* TASK PROMPT: Retype the material in full, keeping every word the same.

* DATA LINES:
+++++
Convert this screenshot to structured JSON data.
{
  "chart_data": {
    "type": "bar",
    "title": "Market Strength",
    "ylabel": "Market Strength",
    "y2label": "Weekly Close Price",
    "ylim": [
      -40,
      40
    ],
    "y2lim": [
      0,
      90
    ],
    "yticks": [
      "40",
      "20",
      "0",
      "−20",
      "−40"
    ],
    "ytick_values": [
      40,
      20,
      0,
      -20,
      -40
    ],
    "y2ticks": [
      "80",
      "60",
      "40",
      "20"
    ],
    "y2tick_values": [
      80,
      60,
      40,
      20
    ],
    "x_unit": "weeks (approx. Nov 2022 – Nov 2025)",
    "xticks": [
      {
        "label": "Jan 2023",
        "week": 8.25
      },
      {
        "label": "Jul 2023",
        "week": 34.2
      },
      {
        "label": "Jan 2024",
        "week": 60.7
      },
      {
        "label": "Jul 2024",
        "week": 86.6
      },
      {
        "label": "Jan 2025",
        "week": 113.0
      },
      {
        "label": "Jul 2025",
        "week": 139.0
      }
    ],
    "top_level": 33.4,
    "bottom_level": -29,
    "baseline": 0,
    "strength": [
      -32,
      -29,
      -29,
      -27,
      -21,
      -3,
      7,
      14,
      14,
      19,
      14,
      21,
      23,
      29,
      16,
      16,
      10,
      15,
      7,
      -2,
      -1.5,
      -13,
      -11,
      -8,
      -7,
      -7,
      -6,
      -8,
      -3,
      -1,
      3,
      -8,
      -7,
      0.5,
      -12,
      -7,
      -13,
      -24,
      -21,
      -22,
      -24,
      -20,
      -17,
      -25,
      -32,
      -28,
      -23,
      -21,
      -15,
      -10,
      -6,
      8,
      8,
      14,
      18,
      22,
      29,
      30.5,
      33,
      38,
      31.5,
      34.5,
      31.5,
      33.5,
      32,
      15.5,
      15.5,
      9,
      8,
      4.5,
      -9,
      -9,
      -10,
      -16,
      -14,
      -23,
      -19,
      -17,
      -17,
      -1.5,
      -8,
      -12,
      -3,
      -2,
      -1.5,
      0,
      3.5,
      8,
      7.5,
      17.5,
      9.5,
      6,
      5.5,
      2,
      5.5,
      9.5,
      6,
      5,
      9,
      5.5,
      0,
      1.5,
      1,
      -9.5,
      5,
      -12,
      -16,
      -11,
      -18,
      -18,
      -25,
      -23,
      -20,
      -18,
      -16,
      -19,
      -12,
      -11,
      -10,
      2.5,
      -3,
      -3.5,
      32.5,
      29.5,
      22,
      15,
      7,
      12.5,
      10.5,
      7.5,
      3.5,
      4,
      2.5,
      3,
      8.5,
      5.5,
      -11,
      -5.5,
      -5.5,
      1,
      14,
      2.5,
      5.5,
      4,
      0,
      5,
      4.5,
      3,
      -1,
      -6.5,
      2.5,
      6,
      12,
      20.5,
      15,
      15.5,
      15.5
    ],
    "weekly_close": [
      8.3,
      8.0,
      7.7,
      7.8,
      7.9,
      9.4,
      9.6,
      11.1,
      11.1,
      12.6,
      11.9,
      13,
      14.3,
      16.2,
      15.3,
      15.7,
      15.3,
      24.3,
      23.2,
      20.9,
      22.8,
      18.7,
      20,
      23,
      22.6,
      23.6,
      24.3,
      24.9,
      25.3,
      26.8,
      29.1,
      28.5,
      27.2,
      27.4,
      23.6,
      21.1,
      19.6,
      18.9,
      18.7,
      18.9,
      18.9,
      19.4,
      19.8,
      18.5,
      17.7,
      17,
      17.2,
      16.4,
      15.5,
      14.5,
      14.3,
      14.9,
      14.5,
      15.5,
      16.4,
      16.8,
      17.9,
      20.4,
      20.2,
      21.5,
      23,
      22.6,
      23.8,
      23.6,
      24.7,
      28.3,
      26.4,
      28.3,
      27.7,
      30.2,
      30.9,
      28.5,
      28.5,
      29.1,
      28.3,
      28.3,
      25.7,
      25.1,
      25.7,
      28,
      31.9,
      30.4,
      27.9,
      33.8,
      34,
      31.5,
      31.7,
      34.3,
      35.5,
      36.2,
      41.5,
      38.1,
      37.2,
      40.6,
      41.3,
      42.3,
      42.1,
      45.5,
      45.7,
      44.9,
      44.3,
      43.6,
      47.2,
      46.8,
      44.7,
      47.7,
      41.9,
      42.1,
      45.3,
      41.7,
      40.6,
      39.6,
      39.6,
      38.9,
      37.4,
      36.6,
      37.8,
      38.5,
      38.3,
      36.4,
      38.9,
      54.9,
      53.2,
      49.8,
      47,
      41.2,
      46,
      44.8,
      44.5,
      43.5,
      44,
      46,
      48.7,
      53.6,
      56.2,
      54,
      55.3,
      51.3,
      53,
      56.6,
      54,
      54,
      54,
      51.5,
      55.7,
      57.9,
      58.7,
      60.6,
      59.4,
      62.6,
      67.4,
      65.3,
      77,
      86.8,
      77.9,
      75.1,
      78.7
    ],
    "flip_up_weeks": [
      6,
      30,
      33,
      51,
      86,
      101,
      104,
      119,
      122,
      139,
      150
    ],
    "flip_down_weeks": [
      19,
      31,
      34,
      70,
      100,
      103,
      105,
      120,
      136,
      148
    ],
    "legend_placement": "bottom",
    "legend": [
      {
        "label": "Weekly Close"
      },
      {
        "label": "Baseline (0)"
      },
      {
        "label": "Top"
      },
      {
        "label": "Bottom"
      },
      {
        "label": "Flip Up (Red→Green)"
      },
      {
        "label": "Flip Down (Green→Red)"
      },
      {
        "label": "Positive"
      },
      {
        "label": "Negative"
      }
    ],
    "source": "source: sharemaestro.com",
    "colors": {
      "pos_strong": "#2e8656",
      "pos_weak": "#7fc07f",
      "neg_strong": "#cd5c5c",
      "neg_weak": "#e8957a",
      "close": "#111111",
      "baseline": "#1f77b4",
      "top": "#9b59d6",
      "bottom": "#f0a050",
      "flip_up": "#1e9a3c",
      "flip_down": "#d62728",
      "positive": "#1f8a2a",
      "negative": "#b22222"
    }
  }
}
+++++
* OUTPUT:
Convert this screenshot to structured JSON data.
{
  "chart_data": {
    "type": "bar",
    "title": "Market Strength",
    "ylabel": "Market Strength",
    "y2label": "Weekly Close Price",
    "ylim": [
      -40,
      40
    ],
    "y2lim": [
      0,
      90
    ],
    "yticks": [
      "40",
      "20",
      "0",
      "−20",
      "−40"
    ],
    "ytick_values": [
      40,
      20,
      0,
      -20,
      -40
    ],
    "y2ticks": [
      "80",
      "60",
      "40",
      "20"
    ],
    "y2tick_values": [
      80,
      60,
      40,
      20
    ],
    "x_unit": "weeks (approx. Nov 2022 – Nov 2025)",
    "xticks": [
      {
        "label": "Jan 2023",
        "week": 8.25
      },
      {
        "label": "Jul 2023",
        "week": 34.2
      },
      {
        "label": "Jan 2024",
        "week": 60.7
      },
      {
        "label": "Jul 2024",
        "week": 86.6
      },
      {
        "label": "Jan 2025",
        "week": 113.0
      },
      {
        "label": "Jul 2025",
        "week": 139.0
      }
    ],
    "top_level": 33.4,
    "bottom_level": -29,
    "baseline": 0,
    "strength": [
      -32,
      -29,
      -29,
      -27,
      -21,
      -3,
      7,
      14,
      14,
      19,
      14,
      21,
      23,
      29,
      16,
      16,
      10,
      15,
      7,
      -2,
      -1.5,
      -13,
      -11,
      -8,
      -7,
      -7,
      -6,
      -8,
      -3,
      -1,
      3,
      -8,
      -7,
      0.5,
      -12,
      -7,
      -13,
      -24,
      -21,
      -22,
      -24,
      -20,
      -17,
      -25,
      -32,
      -28,
      -23,
      -21,
      -15,
      -10,
      -6,
      8,
      8,
      14,
      18,
      22,
      29,
      30.5,
      33,
      38,
      31.5,
      34.5,
      31.5,
      33.5,
      32,
      15.5,
      15.5,
      9,
      8,
      4.5,
      -9,
      -9,
      -10,
      -16,
      -14,
      -23,
      -19,
      -17,
      -17,
      -1.5,
      -8,
      -12,
      -3,
      -2,
      -1.5,
      0,
      3.5,
      8,
      7.5,
      17.5,
      9.5,
      6,
      5.5,
      2,
      5.5,
      9.5,
      6,
      5,
      9,
      5.5,
      0,
      1.5,
      1,
      -9.5,
      5,
      -12,
      -16,
      -11,
      -18,
      -18,
      -25,
      -23,
      -20,
      -18,
      -16,
      -19,
      -12,
      -11,
      -10,
      2.5,
      -3,
      -3.5,
      32.5,
      29.5,
      22,
      15,
      7,
      12.5,
      10.5,
      7.5,
      3.5,
      4,
      2.5,
      3,
      8.5,
      5.5,
      -11,
      -5.5,
      -5.5,
      1,
      14,
      2.5,
      5.5,
      4,
      0,
      5,
      4.5,
      3,
      -1,
      -6.5,
      2.5,
      6,
      12,
      20.5,
      15,
      15.5,
      15.5
    ],
    "weekly_close": [
      8.3,
      8.0,
      7.7,
      7.8,
      7.9,
      9.4,
      9.6,
      11.1,
      11.1,
      12.6,
      11.9,
      13,
      14.3,
      16.2,
      15.3,
      15.7,
      15.3,
      24.3,
      23.2,
      20.9,
      22.8,
      18.7,
      20,
      23,
      22.6,
      23.6,
      24.3,
      24.9,
      25.3,
      26.8,
      29.1,
      28.5,
      27.2,
      27.4,
      23.6,
      21.1,
      19.6,
      18.9,
      18.7,
      18.9,
      18.9,
      19.4,
      19.8,
      18.5,
      17.7,
      17,
      17.2,
      16.4,
      15.5,
      14.5,
      14.3,
      14.9,
      14.5,
      15.5,
      16.4,
      16.8,
      17.9,
      20.4,
      20.2,
      21.5,
      23,
      22.6,
      23.8,
      23.6,
      24.7,
      28.3,
      26.4,
      28.3,
      27.7,
      30.2,
      30.9,
      28.5,
      28.5,
      29.1,
      28.3,
      28.3,
      25.7,
      25.1,
      25.7,
      28,
      31.9,
      30.4,
      27.9,
      33.8,
      34,
      31.5,
      31.7,
      34.3,
      35.5,
      36.2,
      41.5,
      38.1,
      37.2,
      40.6,
      41.3,
      42.3,
      42.1,
      45.5,
      45.7,
      44.9,
      44.3,
      43.6,
      47.2,
      46.8,
      44.7,
      47.7,
      41.9,
      42.1,
      45.3,
      41.7,
      40.6,
      39.6,
      39.6,
      38.9,
      37.4,
      36.6,
      37.8,
      38.5,
      38.3,
      36.4,
      38.9,
      54.9,
      53.2,
      49.8,
      47,
      41.2,
      46,
      44.8,
      44.5,
      43.5,
      44,
      46,
      48.7,
      53.6,
      56.2,
      54,
      55.3,
      51.3,
      53,
      56.6,
      54,
      54,
      54,
      51.5,
      55.7,
      57.9,
      58.7,
      60.6,
      59.4,
      62.6,
      67.4,
      65.3,
      77,
      86.8,
      77.9,
      75.1,
      78.7
    ],
    "flip_up_weeks": [
      6,
      30,
      33,
      51,
      86,
      101,
      104,
      119,
      122,
      139,
      150
    ],
    "flip_down_weeks": [
      19,
      31,
      34,
      70,
      100,
      103,
      105,
      120,
      136,
      148
    ],
    "legend_placement": "bottom",
    "legend": [
      {
        "label": "Weekly Close"
      },
      {
        "label": "Baseline (0)"
      },
      {
        "label": "Top"
      },
      {
        "label": "Bottom"
      },
      {
        "label": "Flip Up (Red→Green)"
      },
      {
        "label": "Flip Down (Green→Red)"
      },
      {
        "label": "Positive"
      },
      {
        "label": "Negative"
      }
    ],
    "source": "source: sharemaestro.com",
    "colors": {
      "pos_strong": "#2e8656",
      "pos_weak": "#7fc07f",
      "neg_strong": "#cd5c5c",
      "neg_weak": "#e8957a",
      "close": "#111111",
      "baseline": "#1f77b4",
      "top": "#9b59d6",
      "bottom": "#f0a050",
      "flip_up": "#1e9a3c",
      "flip_down": "#d62728",
      "positive": "#1f8a2a",
      "negative": "#b22222"
    }
  }
}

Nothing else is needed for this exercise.